[begin Excerpted data]

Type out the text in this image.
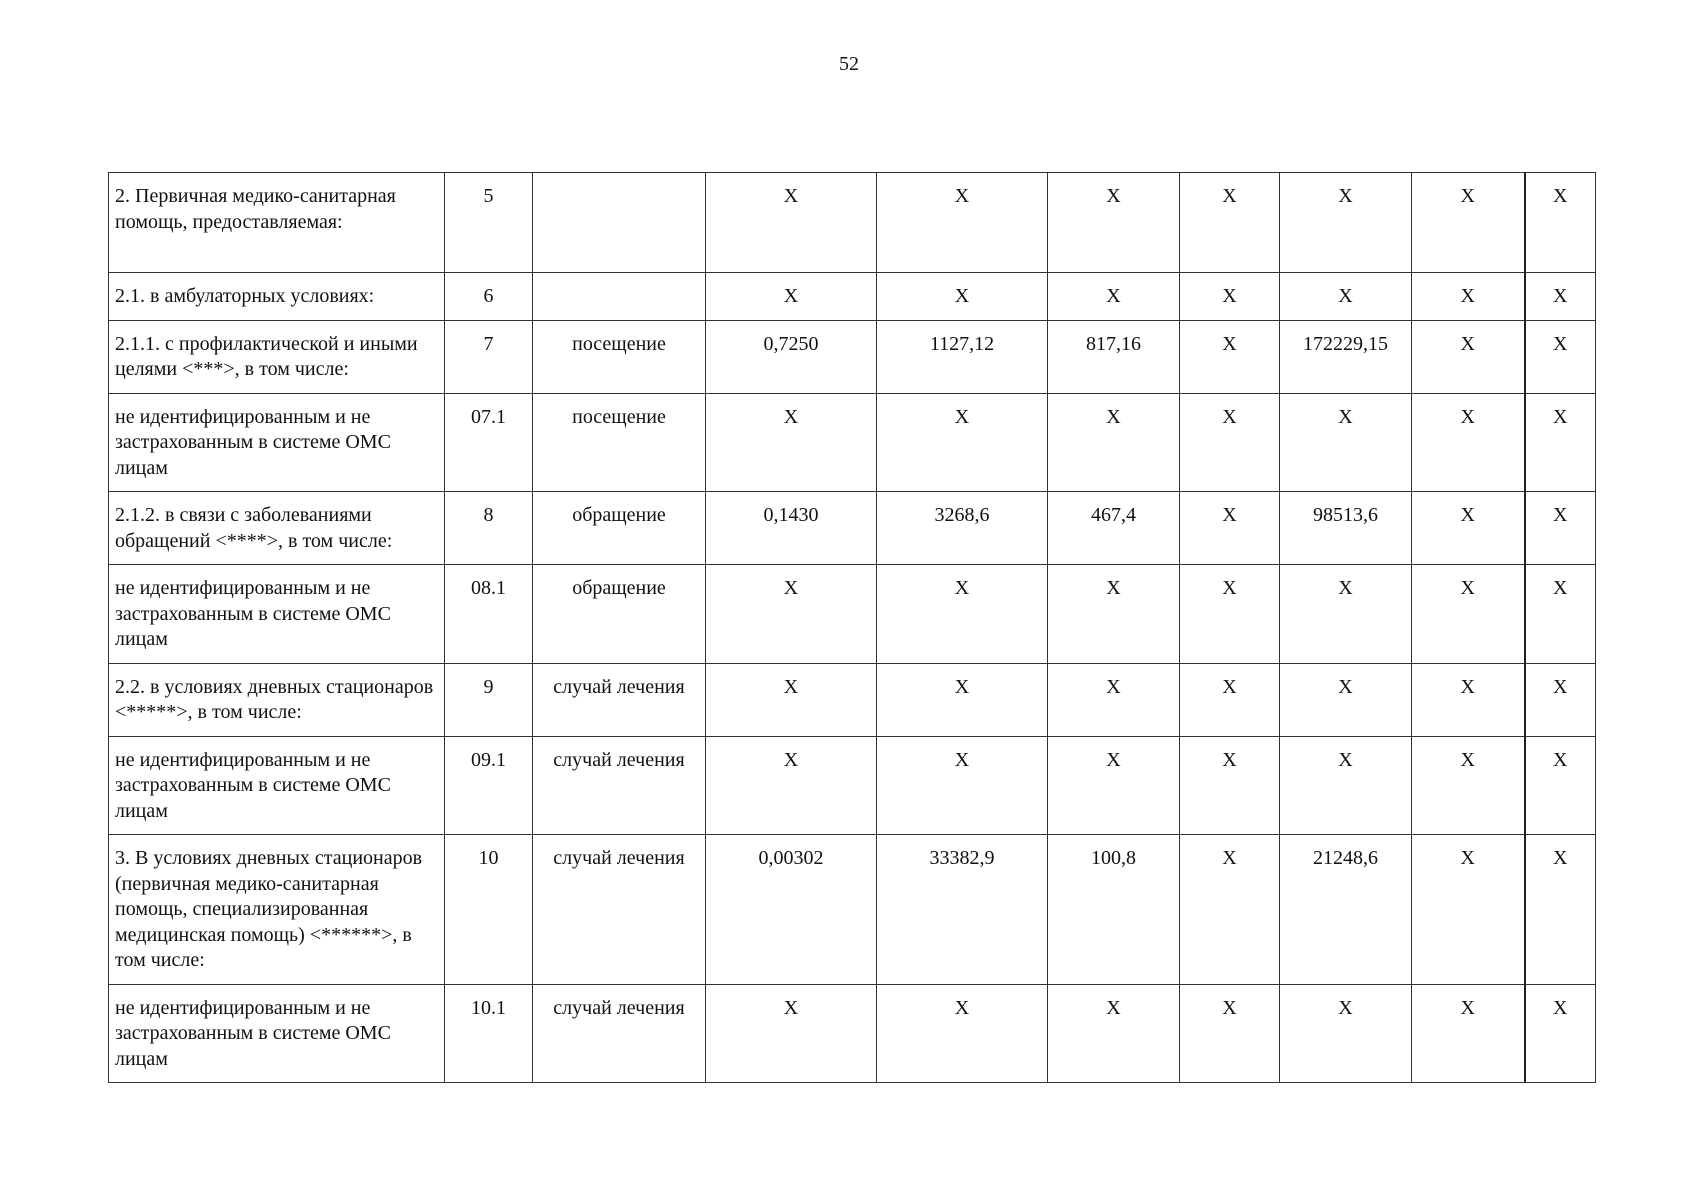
52
2. Первичная медико-санитарная помощь, предоставляемая:	5		X	X	X	X	X	X	X
2.1. в амбулаторных условиях:	6		X	X	X	X	X	X	X
2.1.1. с профилактической и иными целями <***>, в том числе:	7	посещение	0,7250	1127,12	817,16	X	172229,15	X	X
не идентифицированным и не застрахованным в системе ОМС лицам	07.1	посещение	X	X	X	X	X	X	X
2.1.2. в связи с заболеваниями обращений <****>, в том числе:	8	обращение	0,1430	3268,6	467,4	X	98513,6	X	X
не идентифицированным и не застрахованным в системе ОМС лицам	08.1	обращение	X	X	X	X	X	X	X
2.2. в условиях дневных стационаров <*****>, в том числе:	9	случай лечения	X	X	X	X	X	X	X
не идентифицированным и не застрахованным в системе ОМС лицам	09.1	случай лечения	X	X	X	X	X	X	X
3. В условиях дневных стационаров (первичная медико-санитарная помощь, специализированная медицинская помощь) <******>, в том числе:	10	случай лечения	0,00302	33382,9	100,8	X	21248,6	X	X
не идентифицированным и не застрахованным в системе ОМС лицам	10.1	случай лечения	X	X	X	X	X	X	X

[end Excerpted data]

> **Problem requirements**: Count every line above that holds the string "лечения" and give the total, nothing more.

> **Solution to this task**: 4